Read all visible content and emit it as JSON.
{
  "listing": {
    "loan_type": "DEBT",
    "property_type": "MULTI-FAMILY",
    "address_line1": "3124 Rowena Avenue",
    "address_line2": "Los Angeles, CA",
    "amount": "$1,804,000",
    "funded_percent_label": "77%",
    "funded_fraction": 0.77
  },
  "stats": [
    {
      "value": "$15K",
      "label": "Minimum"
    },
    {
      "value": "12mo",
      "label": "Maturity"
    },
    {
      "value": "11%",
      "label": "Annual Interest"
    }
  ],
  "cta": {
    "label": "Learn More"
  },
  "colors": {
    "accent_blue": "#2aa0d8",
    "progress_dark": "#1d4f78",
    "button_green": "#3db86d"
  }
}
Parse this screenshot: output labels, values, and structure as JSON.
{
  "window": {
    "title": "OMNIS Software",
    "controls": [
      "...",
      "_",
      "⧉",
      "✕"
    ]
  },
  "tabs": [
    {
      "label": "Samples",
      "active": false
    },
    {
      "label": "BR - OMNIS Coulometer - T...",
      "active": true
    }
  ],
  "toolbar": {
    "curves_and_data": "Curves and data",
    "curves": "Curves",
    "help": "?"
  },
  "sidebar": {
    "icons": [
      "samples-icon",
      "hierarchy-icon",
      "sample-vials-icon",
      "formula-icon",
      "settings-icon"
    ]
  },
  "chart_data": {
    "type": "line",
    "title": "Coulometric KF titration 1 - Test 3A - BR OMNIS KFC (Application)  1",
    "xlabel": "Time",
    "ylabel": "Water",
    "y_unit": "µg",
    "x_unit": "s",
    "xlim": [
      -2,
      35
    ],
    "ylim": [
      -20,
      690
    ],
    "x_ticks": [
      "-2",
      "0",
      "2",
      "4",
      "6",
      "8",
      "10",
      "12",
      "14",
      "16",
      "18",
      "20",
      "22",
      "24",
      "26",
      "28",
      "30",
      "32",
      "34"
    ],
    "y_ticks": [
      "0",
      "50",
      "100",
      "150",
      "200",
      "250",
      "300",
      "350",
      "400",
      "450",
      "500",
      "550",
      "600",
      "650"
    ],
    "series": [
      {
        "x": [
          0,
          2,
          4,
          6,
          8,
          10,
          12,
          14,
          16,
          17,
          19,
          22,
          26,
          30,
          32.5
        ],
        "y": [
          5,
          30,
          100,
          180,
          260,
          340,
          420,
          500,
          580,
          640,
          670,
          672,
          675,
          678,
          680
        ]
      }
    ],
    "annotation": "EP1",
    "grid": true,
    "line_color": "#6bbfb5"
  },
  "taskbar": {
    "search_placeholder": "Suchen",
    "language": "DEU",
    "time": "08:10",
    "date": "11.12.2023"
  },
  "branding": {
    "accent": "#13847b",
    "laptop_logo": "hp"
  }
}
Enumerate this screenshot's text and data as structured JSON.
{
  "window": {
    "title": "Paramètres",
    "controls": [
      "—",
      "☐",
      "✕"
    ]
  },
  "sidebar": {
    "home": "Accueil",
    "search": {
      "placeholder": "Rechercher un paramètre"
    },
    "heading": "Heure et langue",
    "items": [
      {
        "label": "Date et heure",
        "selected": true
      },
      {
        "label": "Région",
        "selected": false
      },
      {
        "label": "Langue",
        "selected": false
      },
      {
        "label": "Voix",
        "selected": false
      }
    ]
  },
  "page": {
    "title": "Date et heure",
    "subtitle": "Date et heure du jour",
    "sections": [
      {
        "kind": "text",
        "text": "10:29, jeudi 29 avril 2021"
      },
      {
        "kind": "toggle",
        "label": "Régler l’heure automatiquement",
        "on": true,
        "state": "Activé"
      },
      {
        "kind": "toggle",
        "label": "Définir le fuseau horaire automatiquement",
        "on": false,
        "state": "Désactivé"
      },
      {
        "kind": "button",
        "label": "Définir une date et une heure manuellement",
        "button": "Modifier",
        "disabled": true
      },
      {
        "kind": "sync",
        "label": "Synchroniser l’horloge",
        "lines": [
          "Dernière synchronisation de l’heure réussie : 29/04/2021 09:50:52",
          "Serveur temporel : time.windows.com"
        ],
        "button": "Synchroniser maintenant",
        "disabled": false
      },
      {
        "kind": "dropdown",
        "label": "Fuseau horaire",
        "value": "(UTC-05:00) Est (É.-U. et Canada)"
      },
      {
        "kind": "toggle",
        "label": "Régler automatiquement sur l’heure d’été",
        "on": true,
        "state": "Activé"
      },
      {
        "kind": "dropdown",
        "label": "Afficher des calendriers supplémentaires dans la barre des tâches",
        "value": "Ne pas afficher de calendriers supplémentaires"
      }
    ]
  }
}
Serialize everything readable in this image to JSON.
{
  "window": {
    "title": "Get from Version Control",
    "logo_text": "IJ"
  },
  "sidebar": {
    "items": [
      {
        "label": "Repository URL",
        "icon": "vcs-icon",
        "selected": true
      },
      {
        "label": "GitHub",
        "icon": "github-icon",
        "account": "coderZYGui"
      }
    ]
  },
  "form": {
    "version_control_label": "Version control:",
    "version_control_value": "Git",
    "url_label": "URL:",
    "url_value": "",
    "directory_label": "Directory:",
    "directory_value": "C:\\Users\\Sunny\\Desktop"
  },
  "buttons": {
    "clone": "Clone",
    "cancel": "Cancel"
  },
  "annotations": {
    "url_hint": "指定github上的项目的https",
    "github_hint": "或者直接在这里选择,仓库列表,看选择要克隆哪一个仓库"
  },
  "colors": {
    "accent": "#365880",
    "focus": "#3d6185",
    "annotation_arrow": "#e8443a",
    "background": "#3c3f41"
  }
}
┄┄┄┄┄┄┄┄┄┄
GIVEN PROBLEM
Quote each line above in full, word for word.

COMPLETED TASK
Read all visible content and emit it as JSON.
{
  "listing": {
    "loan_type": "DEBT",
    "property_type": "MULTI-FAMILY",
    "address_line1": "3124 Rowena Avenue",
    "address_line2": "Los Angeles, CA",
    "amount": "$1,804,000",
    "funded_percent_label": "77%",
    "funded_fraction": 0.77
  },
  "stats": [
    {
      "value": "$15K",
      "label": "Minimum"
    },
    {
      "value": "12mo",
      "label": "Maturity"
    },
    {
      "value": "11%",
      "label": "Annual Interest"
    }
  ],
  "cta": {
    "label": "Learn More"
  },
  "colors": {
    "accent_blue": "#2aa0d8",
    "progress_dark": "#1d4f78",
    "button_green": "#3db86d"
  }
}
Parse this screenshot: output labels, values, and structure as JSON.
{
  "window": {
    "title": "OMNIS Software",
    "controls": [
      "...",
      "_",
      "⧉",
      "✕"
    ]
  },
  "tabs": [
    {
      "label": "Samples",
      "active": false
    },
    {
      "label": "BR - OMNIS Coulometer - T...",
      "active": true
    }
  ],
  "toolbar": {
    "curves_and_data": "Curves and data",
    "curves": "Curves",
    "help": "?"
  },
  "sidebar": {
    "icons": [
      "samples-icon",
      "hierarchy-icon",
      "sample-vials-icon",
      "formula-icon",
      "settings-icon"
    ]
  },
  "chart_data": {
    "type": "line",
    "title": "Coulometric KF titration 1 - Test 3A - BR OMNIS KFC (Application)  1",
    "xlabel": "Time",
    "ylabel": "Water",
    "y_unit": "µg",
    "x_unit": "s",
    "xlim": [
      -2,
      35
    ],
    "ylim": [
      -20,
      690
    ],
    "x_ticks": [
      "-2",
      "0",
      "2",
      "4",
      "6",
      "8",
      "10",
      "12",
      "14",
      "16",
      "18",
      "20",
      "22",
      "24",
      "26",
      "28",
      "30",
      "32",
      "34"
    ],
    "y_ticks": [
      "0",
      "50",
      "100",
      "150",
      "200",
      "250",
      "300",
      "350",
      "400",
      "450",
      "500",
      "550",
      "600",
      "650"
    ],
    "series": [
      {
        "x": [
          0,
          2,
          4,
          6,
          8,
          10,
          12,
          14,
          16,
          17,
          19,
          22,
          26,
          30,
          32.5
        ],
        "y": [
          5,
          30,
          100,
          180,
          260,
          340,
          420,
          500,
          580,
          640,
          670,
          672,
          675,
          678,
          680
        ]
      }
    ],
    "annotation": "EP1",
    "grid": true,
    "line_color": "#6bbfb5"
  },
  "taskbar": {
    "search_placeholder": "Suchen",
    "language": "DEU",
    "time": "08:10",
    "date": "11.12.2023"
  },
  "branding": {
    "accent": "#13847b",
    "laptop_logo": "hp"
  }
}
Enumerate this screenshot's text and data as structured JSON.
{
  "window": {
    "title": "Paramètres",
    "controls": [
      "—",
      "☐",
      "✕"
    ]
  },
  "sidebar": {
    "home": "Accueil",
    "search": {
      "placeholder": "Rechercher un paramètre"
    },
    "heading": "Heure et langue",
    "items": [
      {
        "label": "Date et heure",
        "selected": true
      },
      {
        "label": "Région",
        "selected": false
      },
      {
        "label": "Langue",
        "selected": false
      },
      {
        "label": "Voix",
        "selected": false
      }
    ]
  },
  "page": {
    "title": "Date et heure",
    "subtitle": "Date et heure du jour",
    "sections": [
      {
        "kind": "text",
        "text": "10:29, jeudi 29 avril 2021"
      },
      {
        "kind": "toggle",
        "label": "Régler l’heure automatiquement",
        "on": true,
        "state": "Activé"
      },
      {
        "kind": "toggle",
        "label": "Définir le fuseau horaire automatiquement",
        "on": false,
        "state": "Désactivé"
      },
      {
        "kind": "button",
        "label": "Définir une date et une heure manuellement",
        "button": "Modifier",
        "disabled": true
      },
      {
        "kind": "sync",
        "label": "Synchroniser l’horloge",
        "lines": [
          "Dernière synchronisation de l’heure réussie : 29/04/2021 09:50:52",
          "Serveur temporel : time.windows.com"
        ],
        "button": "Synchroniser maintenant",
        "disabled": false
      },
      {
        "kind": "dropdown",
        "label": "Fuseau horaire",
        "value": "(UTC-05:00) Est (É.-U. et Canada)"
      },
      {
        "kind": "toggle",
        "label": "Régler automatiquement sur l’heure d’été",
        "on": true,
        "state": "Activé"
      },
      {
        "kind": "dropdown",
        "label": "Afficher des calendriers supplémentaires dans la barre des tâches",
        "value": "Ne pas afficher de calendriers supplémentaires"
      }
    ]
  }
}
Serialize everything readable in this image to JSON.
{
  "window": {
    "title": "Get from Version Control",
    "logo_text": "IJ"
  },
  "sidebar": {
    "items": [
      {
        "label": "Repository URL",
        "icon": "vcs-icon",
        "selected": true
      },
      {
        "label": "GitHub",
        "icon": "github-icon",
        "account": "coderZYGui"
      }
    ]
  },
  "form": {
    "version_control_label": "Version control:",
    "version_control_value": "Git",
    "url_label": "URL:",
    "url_value": "",
    "directory_label": "Directory:",
    "directory_value": "C:\\Users\\Sunny\\Desktop"
  },
  "buttons": {
    "clone": "Clone",
    "cancel": "Cancel"
  },
  "annotations": {
    "url_hint": "指定github上的项目的https",
    "github_hint": "或者直接在这里选择,仓库列表,看选择要克隆哪一个仓库"
  },
  "colors": {
    "accent": "#365880",
    "focus": "#3d6185",
    "annotation_arrow": "#e8443a",
    "background": "#3c3f41"
  }
}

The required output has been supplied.